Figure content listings
________________

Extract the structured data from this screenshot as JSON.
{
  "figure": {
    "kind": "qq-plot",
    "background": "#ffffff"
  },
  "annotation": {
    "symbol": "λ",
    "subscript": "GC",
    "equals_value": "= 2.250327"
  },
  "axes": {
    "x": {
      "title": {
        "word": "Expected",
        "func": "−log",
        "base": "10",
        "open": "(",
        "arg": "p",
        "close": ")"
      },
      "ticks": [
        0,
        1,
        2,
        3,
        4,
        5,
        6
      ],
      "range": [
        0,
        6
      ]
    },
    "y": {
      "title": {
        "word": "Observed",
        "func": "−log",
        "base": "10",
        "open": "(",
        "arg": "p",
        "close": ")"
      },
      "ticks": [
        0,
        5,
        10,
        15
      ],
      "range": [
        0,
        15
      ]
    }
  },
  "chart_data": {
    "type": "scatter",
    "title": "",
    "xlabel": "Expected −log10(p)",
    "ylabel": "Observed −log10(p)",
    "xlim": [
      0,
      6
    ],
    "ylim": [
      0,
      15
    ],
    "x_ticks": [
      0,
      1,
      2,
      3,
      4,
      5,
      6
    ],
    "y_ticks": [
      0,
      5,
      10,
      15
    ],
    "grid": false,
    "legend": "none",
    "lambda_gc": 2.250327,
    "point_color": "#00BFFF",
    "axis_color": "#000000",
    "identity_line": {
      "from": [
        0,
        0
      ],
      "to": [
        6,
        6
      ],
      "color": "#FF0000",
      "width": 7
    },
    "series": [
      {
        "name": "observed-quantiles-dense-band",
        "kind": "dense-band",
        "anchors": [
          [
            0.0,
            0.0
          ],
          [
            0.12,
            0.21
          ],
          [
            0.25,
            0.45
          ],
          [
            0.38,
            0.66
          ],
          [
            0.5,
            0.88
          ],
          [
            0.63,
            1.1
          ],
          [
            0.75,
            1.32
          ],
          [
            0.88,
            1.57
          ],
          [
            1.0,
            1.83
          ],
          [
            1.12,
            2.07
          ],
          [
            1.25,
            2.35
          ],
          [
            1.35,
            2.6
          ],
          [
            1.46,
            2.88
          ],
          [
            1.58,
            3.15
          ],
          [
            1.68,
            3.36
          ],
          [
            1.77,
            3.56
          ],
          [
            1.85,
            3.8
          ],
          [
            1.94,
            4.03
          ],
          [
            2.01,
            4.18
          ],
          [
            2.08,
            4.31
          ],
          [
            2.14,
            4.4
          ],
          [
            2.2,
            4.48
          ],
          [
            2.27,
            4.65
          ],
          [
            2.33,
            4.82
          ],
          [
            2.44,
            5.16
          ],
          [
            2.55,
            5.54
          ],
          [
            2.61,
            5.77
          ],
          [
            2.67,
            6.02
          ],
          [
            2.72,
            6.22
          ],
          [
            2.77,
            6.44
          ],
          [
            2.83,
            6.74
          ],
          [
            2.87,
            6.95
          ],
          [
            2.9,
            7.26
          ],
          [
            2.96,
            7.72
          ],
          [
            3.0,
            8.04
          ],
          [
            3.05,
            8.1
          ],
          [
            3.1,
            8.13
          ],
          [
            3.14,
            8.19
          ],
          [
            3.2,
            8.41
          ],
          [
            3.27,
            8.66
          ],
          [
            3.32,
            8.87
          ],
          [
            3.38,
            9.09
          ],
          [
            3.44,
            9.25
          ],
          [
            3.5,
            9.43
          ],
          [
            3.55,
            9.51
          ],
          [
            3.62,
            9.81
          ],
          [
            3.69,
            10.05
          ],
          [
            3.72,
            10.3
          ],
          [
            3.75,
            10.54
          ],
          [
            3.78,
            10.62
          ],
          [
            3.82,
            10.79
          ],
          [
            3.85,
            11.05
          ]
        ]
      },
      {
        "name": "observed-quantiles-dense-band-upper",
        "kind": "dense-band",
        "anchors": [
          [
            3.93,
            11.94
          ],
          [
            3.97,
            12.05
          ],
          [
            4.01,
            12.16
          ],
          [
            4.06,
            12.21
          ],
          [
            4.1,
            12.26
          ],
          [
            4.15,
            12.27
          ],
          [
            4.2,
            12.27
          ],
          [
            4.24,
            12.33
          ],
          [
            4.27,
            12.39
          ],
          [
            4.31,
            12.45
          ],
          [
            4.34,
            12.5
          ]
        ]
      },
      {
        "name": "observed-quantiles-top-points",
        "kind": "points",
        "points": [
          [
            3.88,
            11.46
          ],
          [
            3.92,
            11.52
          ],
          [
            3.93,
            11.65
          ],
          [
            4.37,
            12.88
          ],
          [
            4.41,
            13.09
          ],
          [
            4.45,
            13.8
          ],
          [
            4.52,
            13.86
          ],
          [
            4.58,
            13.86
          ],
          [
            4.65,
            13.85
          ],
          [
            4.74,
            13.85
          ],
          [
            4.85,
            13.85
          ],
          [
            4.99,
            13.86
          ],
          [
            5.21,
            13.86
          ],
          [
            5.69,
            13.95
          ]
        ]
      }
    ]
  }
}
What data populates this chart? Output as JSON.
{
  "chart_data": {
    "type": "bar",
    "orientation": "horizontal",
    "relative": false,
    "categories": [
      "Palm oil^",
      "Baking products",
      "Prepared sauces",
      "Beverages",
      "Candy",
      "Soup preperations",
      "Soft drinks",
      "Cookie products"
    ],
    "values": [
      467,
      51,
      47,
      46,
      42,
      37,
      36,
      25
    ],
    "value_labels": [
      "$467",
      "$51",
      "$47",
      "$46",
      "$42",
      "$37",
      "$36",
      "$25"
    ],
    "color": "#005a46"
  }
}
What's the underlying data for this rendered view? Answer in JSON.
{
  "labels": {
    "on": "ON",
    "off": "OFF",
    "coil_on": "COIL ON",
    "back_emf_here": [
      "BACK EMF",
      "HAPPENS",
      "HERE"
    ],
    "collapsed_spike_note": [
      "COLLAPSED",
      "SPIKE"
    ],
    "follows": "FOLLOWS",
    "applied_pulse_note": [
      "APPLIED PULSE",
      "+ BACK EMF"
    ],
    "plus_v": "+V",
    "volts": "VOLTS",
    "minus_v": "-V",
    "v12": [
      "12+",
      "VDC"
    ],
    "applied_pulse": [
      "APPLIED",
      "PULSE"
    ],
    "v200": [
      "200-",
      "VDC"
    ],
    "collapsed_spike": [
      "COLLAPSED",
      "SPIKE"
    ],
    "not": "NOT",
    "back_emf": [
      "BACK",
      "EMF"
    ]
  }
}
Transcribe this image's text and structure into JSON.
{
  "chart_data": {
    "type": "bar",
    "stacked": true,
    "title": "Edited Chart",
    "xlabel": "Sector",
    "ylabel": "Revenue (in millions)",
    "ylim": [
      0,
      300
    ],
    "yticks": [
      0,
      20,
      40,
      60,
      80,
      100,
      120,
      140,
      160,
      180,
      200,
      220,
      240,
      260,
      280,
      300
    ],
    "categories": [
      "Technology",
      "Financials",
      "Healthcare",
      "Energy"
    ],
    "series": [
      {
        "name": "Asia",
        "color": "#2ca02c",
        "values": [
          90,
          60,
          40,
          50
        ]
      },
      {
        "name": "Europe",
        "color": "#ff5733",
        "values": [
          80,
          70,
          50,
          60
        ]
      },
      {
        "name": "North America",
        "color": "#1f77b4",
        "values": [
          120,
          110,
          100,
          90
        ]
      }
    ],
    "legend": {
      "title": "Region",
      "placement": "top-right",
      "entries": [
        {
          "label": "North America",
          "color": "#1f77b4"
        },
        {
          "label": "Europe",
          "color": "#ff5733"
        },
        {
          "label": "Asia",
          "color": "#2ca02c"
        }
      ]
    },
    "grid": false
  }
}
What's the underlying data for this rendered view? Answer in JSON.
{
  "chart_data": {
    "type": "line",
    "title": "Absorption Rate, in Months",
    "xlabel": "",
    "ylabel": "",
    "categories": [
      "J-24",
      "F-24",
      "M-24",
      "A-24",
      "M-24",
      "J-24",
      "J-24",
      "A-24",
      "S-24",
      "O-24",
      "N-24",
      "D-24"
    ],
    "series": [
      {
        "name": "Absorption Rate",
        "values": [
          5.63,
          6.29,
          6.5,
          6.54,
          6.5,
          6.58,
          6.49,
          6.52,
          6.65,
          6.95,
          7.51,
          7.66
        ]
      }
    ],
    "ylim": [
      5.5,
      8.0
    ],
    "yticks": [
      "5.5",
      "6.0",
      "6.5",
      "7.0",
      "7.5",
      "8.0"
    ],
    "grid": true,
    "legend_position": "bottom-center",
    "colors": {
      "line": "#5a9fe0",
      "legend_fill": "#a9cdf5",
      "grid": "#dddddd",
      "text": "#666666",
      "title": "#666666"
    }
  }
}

________________

- [Task to carry out]: Scan the material above for the string "Expected" and return the lines that hold it.

- [Output of the exercise]:
        "word": "Expected",
    "xlabel": "Expected −log10(p)",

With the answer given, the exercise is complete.